Every entry must be given again exactly.

>> Begin RAW DATA

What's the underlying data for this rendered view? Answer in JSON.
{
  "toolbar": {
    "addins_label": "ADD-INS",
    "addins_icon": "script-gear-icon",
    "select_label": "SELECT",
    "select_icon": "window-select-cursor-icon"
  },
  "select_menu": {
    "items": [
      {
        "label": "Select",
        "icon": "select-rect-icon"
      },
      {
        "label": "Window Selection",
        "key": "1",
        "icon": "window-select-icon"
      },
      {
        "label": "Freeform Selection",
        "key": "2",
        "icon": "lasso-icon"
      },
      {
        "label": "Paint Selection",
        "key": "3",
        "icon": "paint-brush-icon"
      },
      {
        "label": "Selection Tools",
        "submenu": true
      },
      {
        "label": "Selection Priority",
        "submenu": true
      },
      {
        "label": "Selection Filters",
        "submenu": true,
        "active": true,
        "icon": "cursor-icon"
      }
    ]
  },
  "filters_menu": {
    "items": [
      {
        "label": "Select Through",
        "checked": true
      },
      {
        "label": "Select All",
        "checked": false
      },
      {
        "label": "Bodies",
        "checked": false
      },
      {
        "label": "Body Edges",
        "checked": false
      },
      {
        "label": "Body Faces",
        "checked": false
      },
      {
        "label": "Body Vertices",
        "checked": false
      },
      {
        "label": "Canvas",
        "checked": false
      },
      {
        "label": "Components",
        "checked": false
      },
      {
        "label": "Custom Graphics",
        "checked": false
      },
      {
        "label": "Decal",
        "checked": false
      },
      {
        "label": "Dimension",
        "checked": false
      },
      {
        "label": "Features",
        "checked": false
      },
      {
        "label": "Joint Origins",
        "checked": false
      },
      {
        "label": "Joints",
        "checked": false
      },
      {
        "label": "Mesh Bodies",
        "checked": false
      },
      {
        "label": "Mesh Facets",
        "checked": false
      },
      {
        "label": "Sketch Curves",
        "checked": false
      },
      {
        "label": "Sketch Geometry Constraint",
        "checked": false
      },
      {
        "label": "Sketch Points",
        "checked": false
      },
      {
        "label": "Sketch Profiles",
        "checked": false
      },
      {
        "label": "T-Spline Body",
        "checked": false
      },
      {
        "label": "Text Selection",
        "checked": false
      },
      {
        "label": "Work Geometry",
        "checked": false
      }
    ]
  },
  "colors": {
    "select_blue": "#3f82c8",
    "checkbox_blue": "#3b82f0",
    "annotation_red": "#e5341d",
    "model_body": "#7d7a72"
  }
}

>> End RAW DATA

**FINAL RESULT**
What's the underlying data for this rendered view? Answer in JSON.
{
  "toolbar": {
    "addins_label": "ADD-INS",
    "addins_icon": "script-gear-icon",
    "select_label": "SELECT",
    "select_icon": "window-select-cursor-icon"
  },
  "select_menu": {
    "items": [
      {
        "label": "Select",
        "icon": "select-rect-icon"
      },
      {
        "label": "Window Selection",
        "key": "1",
        "icon": "window-select-icon"
      },
      {
        "label": "Freeform Selection",
        "key": "2",
        "icon": "lasso-icon"
      },
      {
        "label": "Paint Selection",
        "key": "3",
        "icon": "paint-brush-icon"
      },
      {
        "label": "Selection Tools",
        "submenu": true
      },
      {
        "label": "Selection Priority",
        "submenu": true
      },
      {
        "label": "Selection Filters",
        "submenu": true,
        "active": true,
        "icon": "cursor-icon"
      }
    ]
  },
  "filters_menu": {
    "items": [
      {
        "label": "Select Through",
        "checked": true
      },
      {
        "label": "Select All",
        "checked": false
      },
      {
        "label": "Bodies",
        "checked": false
      },
      {
        "label": "Body Edges",
        "checked": false
      },
      {
        "label": "Body Faces",
        "checked": false
      },
      {
        "label": "Body Vertices",
        "checked": false
      },
      {
        "label": "Canvas",
        "checked": false
      },
      {
        "label": "Components",
        "checked": false
      },
      {
        "label": "Custom Graphics",
        "checked": false
      },
      {
        "label": "Decal",
        "checked": false
      },
      {
        "label": "Dimension",
        "checked": false
      },
      {
        "label": "Features",
        "checked": false
      },
      {
        "label": "Joint Origins",
        "checked": false
      },
      {
        "label": "Joints",
        "checked": false
      },
      {
        "label": "Mesh Bodies",
        "checked": false
      },
      {
        "label": "Mesh Facets",
        "checked": false
      },
      {
        "label": "Sketch Curves",
        "checked": false
      },
      {
        "label": "Sketch Geometry Constraint",
        "checked": false
      },
      {
        "label": "Sketch Points",
        "checked": false
      },
      {
        "label": "Sketch Profiles",
        "checked": false
      },
      {
        "label": "T-Spline Body",
        "checked": false
      },
      {
        "label": "Text Selection",
        "checked": false
      },
      {
        "label": "Work Geometry",
        "checked": false
      }
    ]
  },
  "colors": {
    "select_blue": "#3f82c8",
    "checkbox_blue": "#3b82f0",
    "annotation_red": "#e5341d",
    "model_body": "#7d7a72"
  }
}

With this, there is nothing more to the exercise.